Short task: Tell how many lines in the data below hold the string "Answer"; give nothing but the number.

Records supplied:

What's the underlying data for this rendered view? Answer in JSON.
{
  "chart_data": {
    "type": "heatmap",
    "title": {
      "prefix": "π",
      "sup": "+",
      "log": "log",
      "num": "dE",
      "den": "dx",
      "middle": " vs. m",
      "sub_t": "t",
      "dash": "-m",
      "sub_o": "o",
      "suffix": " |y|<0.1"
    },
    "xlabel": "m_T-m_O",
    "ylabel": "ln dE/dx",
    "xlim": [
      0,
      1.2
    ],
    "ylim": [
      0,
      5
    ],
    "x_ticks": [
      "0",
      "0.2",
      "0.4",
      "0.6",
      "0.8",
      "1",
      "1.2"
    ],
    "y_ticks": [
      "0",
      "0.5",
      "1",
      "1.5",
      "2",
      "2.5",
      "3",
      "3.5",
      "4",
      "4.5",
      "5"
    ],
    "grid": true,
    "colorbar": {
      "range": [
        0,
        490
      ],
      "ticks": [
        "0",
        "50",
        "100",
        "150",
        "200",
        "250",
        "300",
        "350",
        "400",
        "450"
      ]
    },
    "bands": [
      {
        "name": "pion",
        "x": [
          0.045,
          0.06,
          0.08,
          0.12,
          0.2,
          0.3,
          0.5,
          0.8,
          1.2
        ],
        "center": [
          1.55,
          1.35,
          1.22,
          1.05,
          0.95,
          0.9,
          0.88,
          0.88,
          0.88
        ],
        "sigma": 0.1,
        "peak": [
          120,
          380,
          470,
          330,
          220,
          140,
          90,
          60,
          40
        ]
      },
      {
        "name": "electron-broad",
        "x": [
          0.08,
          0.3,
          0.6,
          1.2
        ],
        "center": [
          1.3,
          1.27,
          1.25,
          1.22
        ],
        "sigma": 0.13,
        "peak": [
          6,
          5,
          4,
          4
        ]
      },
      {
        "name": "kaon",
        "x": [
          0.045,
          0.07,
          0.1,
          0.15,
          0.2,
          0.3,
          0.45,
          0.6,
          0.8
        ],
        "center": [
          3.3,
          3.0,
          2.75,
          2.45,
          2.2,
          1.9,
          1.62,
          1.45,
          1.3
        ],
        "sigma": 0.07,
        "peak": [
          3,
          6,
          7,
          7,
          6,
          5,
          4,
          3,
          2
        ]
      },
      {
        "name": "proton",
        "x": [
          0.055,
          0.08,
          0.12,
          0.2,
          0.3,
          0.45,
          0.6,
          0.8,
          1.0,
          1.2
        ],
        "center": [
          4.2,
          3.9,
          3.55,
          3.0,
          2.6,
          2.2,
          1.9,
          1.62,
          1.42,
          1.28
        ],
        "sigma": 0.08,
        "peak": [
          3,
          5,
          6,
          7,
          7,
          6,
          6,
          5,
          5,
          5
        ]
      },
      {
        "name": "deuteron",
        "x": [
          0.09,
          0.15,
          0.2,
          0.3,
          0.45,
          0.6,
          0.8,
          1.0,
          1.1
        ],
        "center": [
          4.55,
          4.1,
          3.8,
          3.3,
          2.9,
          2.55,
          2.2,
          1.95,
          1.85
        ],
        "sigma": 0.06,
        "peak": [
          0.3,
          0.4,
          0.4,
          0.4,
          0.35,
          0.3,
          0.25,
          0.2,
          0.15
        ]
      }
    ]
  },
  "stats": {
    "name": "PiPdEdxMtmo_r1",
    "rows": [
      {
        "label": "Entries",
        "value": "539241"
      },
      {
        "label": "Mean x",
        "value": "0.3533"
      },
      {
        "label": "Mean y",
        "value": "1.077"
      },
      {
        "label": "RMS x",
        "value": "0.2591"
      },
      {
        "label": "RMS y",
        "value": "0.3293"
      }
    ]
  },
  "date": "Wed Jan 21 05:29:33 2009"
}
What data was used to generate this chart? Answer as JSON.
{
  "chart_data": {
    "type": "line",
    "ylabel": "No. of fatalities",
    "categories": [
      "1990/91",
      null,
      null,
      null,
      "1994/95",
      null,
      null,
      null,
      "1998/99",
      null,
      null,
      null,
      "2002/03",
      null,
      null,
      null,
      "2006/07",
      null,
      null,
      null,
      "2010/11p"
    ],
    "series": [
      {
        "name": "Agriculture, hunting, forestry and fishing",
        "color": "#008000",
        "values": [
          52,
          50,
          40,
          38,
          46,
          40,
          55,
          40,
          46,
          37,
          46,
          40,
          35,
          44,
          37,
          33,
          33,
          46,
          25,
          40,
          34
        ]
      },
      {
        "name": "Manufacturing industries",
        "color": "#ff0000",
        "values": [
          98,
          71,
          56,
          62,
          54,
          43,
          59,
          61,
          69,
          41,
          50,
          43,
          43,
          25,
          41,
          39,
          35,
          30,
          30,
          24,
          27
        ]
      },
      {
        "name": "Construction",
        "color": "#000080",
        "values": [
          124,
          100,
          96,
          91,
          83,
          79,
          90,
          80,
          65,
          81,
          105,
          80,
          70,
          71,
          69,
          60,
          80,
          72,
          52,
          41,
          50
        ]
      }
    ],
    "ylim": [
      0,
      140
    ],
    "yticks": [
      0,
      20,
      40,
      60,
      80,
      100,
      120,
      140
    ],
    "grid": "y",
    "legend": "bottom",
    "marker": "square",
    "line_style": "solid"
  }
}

In response: 2